BEGIN ROWS
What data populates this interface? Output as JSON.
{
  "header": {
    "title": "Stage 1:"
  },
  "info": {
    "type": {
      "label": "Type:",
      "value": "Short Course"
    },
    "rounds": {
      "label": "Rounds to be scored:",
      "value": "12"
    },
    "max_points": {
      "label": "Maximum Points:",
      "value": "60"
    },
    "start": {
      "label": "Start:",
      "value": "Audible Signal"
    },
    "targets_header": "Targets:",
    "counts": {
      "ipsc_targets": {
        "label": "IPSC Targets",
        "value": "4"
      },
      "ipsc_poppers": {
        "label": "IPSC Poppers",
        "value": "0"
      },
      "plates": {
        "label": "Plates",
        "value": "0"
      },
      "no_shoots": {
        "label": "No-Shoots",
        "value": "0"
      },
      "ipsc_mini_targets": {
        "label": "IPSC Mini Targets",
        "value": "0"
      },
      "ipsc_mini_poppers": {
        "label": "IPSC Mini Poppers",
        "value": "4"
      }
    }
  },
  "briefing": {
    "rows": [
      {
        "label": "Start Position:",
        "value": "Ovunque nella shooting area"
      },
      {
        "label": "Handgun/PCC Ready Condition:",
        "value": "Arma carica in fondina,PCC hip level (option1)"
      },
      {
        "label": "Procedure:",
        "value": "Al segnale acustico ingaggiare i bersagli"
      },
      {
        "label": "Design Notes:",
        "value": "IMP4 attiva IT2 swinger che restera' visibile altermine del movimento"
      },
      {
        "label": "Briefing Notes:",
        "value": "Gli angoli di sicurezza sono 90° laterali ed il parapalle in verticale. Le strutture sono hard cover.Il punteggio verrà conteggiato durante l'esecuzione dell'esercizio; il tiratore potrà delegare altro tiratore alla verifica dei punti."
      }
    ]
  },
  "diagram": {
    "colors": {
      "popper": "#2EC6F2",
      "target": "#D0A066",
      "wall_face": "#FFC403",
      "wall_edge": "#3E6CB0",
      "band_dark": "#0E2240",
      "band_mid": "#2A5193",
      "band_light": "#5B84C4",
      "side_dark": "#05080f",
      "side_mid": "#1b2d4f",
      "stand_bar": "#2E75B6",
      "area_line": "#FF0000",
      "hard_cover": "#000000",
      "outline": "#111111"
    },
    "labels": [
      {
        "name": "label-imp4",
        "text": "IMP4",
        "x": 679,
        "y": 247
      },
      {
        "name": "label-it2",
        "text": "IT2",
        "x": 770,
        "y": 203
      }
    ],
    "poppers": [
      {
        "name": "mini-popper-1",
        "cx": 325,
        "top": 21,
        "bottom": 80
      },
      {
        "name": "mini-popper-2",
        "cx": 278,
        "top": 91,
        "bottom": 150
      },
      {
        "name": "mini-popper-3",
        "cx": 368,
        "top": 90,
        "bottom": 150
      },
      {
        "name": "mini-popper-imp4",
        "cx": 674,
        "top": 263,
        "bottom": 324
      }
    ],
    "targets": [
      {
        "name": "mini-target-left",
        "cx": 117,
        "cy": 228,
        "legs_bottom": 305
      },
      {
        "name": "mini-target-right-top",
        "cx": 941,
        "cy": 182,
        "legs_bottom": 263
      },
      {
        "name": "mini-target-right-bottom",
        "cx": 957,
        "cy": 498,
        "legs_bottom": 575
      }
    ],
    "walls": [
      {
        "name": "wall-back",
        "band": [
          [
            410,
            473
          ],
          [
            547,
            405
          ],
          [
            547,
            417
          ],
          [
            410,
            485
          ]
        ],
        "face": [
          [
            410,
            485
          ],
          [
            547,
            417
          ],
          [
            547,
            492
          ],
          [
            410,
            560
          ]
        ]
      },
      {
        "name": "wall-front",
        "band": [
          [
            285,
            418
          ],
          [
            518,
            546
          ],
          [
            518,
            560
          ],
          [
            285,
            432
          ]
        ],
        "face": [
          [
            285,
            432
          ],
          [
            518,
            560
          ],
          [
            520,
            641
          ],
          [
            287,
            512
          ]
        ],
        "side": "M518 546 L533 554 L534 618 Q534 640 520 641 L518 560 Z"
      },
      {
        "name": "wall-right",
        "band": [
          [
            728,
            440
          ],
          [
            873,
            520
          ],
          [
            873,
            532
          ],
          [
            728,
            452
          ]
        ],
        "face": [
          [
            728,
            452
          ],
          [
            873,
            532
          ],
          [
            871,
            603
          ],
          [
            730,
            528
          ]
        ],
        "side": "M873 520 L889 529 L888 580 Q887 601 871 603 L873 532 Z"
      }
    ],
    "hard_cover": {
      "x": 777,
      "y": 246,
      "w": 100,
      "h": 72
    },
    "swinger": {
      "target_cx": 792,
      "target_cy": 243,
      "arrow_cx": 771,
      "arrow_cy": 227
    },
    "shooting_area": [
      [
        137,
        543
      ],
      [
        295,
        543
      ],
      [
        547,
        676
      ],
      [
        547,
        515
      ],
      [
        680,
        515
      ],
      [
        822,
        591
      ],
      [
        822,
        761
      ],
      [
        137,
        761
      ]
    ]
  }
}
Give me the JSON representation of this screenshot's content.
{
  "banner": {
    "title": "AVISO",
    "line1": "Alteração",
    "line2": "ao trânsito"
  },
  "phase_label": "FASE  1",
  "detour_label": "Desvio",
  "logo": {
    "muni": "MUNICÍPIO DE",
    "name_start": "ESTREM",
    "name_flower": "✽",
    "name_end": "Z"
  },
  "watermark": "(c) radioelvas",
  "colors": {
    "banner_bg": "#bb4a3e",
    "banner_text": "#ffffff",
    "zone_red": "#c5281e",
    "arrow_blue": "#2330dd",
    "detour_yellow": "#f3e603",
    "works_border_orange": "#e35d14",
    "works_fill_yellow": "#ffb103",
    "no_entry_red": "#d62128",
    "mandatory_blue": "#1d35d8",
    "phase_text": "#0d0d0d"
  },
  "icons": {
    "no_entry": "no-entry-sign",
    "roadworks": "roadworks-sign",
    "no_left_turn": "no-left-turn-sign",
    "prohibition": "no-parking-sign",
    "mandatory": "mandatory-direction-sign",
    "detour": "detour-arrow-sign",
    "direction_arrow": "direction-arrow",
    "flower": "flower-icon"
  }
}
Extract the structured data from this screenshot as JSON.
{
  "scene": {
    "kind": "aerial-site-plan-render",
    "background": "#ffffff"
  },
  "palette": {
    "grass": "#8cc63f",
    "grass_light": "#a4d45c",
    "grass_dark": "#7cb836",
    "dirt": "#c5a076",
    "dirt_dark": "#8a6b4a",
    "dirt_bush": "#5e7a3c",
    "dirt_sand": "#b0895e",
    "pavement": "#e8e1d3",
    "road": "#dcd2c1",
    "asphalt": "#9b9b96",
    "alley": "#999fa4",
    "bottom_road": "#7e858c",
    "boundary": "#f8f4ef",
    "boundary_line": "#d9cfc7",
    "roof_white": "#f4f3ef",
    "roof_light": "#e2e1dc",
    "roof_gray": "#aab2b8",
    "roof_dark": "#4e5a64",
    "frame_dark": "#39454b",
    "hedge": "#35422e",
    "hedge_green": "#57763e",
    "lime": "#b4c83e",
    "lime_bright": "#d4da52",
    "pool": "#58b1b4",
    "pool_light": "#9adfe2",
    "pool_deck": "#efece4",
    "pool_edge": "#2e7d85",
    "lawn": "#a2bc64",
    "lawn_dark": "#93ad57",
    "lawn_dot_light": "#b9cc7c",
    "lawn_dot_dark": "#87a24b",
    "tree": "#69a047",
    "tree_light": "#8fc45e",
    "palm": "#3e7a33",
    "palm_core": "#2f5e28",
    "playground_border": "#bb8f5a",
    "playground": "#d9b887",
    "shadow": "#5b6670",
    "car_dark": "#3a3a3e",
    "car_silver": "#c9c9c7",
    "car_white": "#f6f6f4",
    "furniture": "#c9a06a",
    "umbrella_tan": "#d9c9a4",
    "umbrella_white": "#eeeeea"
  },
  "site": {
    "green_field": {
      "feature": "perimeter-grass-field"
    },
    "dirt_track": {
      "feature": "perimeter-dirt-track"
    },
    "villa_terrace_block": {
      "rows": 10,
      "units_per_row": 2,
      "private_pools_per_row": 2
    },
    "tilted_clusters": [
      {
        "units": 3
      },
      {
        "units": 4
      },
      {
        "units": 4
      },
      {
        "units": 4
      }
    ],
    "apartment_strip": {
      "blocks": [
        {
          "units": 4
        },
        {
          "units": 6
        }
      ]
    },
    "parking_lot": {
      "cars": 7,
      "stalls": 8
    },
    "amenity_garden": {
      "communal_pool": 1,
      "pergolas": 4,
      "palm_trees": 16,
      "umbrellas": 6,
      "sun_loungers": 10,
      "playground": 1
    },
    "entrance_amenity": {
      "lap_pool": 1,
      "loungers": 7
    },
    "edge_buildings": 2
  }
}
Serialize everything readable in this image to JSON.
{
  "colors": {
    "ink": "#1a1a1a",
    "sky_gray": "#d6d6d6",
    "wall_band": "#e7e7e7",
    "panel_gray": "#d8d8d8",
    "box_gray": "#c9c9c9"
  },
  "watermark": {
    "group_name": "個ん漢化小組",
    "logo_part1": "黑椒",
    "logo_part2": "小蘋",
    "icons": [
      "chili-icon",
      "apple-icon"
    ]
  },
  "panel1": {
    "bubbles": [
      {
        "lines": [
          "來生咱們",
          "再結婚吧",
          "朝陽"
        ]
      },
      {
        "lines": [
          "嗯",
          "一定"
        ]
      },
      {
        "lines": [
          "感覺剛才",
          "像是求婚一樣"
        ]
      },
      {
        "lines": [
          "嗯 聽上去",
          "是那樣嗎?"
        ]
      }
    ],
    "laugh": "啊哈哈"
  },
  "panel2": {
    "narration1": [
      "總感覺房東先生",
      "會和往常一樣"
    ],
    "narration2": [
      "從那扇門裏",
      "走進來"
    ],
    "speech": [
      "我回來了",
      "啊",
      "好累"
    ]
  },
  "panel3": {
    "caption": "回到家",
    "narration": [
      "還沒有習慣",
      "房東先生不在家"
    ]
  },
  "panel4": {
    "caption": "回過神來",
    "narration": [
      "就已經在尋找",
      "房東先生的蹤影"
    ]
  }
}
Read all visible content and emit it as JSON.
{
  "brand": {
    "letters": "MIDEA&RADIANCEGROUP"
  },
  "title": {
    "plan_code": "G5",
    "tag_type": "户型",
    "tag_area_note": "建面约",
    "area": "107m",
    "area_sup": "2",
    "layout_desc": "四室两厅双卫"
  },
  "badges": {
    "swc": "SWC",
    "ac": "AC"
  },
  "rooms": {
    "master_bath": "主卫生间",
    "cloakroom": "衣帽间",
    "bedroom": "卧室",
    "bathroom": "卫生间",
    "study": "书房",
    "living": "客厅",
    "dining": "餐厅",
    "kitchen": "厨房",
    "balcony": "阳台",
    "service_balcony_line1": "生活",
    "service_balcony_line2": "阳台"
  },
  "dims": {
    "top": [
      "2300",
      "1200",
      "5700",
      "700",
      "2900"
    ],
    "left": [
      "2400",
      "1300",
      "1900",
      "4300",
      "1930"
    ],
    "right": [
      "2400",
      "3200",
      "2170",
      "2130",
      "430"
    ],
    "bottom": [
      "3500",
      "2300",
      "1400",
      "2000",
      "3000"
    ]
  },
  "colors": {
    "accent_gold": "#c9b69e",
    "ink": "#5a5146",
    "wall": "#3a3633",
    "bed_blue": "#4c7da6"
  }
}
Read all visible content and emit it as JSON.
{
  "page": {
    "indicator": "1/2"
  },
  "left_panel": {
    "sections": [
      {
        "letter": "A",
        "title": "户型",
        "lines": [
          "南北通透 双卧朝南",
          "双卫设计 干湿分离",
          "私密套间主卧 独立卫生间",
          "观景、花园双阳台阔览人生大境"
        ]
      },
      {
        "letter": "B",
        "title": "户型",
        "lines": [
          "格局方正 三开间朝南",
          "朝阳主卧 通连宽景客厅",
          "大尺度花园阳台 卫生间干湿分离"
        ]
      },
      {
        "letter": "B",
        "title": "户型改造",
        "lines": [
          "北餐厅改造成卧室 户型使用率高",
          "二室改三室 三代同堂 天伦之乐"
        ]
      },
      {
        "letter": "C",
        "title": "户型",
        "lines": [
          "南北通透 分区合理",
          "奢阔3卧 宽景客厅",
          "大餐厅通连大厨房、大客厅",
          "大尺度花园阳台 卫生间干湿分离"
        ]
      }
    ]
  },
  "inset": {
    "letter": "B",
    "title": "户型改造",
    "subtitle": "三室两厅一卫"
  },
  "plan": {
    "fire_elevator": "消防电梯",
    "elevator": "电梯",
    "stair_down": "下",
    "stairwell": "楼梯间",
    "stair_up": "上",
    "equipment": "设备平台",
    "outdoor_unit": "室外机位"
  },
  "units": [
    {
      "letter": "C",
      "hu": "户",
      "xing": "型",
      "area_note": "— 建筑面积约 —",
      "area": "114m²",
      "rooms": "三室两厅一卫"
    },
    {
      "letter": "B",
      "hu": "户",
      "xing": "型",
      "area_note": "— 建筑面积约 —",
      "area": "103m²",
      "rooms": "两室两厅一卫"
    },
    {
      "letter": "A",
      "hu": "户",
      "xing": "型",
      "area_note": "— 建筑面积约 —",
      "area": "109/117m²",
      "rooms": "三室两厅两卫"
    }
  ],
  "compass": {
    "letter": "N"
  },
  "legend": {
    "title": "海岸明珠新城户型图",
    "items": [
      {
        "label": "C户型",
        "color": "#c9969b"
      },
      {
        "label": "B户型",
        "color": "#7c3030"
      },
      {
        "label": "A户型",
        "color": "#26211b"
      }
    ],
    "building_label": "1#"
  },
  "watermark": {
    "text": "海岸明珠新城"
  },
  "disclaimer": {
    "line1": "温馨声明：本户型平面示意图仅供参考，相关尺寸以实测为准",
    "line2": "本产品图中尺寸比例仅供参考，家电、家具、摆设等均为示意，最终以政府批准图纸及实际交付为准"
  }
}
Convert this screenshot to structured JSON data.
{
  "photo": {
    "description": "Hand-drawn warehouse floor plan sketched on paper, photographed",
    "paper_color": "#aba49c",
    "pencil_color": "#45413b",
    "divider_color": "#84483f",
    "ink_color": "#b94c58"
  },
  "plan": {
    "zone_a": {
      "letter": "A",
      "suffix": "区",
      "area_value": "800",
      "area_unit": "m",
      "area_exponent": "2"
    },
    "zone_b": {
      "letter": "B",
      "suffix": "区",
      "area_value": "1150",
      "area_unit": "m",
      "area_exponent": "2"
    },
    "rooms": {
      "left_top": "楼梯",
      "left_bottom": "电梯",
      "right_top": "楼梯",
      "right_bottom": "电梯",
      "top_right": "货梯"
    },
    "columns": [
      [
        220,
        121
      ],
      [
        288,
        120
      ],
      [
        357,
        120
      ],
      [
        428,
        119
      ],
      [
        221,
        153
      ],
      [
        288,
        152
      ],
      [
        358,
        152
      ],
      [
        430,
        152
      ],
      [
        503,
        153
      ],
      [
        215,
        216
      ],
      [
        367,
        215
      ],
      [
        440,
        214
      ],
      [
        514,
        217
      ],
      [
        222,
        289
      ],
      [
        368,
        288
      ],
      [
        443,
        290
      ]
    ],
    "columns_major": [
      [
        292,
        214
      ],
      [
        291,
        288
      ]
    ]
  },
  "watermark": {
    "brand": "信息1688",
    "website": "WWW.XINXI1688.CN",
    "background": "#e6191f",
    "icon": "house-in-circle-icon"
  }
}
END ROWS
**BRIEF:** Only the number is wanted: how many lines of these entries contain the string "Notes"?

**EXPECTED OUTPUT:** 2